* SET EXERCISE
Which lines hold the word "Пасхальный"? Copy each of them.

[start DATA EXCERPTS]

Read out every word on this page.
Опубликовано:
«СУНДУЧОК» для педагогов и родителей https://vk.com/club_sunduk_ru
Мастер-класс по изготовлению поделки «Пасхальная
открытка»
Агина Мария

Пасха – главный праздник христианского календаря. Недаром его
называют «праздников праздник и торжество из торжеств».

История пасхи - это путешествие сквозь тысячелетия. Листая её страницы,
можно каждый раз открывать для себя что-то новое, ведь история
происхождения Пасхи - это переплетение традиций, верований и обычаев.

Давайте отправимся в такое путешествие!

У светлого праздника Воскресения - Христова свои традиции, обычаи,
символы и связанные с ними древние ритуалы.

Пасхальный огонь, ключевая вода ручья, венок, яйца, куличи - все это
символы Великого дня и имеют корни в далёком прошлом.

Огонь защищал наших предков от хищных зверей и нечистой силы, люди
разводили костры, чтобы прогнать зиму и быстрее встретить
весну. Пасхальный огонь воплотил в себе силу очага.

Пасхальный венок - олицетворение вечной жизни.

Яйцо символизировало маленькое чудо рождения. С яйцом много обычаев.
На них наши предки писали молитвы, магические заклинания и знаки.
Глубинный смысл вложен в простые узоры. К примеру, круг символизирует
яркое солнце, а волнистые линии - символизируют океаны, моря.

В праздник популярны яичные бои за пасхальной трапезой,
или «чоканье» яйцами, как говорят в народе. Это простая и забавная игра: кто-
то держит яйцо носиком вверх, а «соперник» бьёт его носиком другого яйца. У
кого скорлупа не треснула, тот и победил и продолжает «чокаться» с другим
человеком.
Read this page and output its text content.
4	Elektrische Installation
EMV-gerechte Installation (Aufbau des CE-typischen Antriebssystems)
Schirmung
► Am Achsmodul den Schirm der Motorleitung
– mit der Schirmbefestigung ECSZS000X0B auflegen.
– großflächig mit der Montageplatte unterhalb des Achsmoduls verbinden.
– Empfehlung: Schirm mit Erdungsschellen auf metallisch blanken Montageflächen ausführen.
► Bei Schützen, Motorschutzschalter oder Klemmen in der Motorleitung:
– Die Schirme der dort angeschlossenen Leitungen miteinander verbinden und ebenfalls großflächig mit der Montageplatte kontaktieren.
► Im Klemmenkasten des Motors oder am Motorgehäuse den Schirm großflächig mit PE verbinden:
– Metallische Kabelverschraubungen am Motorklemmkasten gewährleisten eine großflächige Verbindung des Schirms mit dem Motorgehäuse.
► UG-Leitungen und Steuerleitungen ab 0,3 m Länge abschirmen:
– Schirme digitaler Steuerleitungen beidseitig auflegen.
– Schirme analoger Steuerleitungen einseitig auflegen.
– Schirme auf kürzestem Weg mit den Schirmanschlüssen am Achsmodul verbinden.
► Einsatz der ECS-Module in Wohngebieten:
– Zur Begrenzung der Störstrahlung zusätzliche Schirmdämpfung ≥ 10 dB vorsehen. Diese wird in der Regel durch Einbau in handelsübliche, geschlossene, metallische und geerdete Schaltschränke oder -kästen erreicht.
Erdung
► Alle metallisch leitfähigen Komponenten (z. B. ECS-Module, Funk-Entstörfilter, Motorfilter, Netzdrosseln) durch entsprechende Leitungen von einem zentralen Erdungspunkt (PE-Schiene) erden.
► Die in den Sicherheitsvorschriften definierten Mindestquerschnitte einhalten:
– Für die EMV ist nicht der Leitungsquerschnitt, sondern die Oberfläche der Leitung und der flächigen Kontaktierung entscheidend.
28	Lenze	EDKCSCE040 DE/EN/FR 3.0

[end DATA EXCERPTS]

* EXERCISE SOLUTION
Пасхальный огонь, ключевая вода ручья, венок, яйца, куличи - все это
весну. Пасхальный огонь воплотил в себе силу очага.
Пасхальный венок - олицетворение вечной жизни.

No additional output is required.